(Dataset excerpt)
-=-=-=-=-

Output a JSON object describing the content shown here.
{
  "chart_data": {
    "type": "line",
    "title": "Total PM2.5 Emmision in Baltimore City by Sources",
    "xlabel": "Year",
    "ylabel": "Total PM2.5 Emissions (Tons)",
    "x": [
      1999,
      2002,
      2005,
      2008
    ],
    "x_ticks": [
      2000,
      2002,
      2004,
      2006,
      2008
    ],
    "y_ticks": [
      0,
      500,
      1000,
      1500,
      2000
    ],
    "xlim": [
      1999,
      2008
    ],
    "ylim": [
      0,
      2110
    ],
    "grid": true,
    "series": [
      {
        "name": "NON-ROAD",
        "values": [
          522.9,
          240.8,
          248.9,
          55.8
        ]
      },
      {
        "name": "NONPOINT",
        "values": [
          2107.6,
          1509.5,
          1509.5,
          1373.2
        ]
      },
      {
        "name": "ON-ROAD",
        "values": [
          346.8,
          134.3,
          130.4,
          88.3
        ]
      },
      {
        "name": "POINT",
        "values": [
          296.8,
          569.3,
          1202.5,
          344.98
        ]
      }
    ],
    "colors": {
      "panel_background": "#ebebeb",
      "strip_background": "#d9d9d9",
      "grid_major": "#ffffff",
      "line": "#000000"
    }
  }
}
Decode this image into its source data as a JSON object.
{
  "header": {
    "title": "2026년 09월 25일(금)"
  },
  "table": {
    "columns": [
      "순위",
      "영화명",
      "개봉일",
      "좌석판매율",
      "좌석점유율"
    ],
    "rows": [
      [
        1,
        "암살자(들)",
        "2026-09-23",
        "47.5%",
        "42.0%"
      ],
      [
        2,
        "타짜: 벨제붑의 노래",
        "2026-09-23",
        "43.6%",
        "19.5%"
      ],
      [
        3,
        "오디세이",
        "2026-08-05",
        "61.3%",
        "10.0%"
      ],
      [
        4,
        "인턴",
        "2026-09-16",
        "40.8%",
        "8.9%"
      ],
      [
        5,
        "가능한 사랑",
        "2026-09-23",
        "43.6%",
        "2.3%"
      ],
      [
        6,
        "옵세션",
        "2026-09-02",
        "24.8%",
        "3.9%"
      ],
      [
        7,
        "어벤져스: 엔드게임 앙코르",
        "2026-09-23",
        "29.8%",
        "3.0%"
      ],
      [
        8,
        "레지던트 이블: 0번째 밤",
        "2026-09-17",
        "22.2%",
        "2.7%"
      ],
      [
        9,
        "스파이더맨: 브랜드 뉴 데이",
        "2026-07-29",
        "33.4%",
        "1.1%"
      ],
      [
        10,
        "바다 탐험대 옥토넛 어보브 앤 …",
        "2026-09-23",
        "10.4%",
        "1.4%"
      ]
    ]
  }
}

-=-=-=-=-

Gather each line that holds "title".

- _Exercise solution_:
    "title": "Total PM2.5 Emmision in Baltimore City by Sources",
    "title": "2026년 09월 25일(금)"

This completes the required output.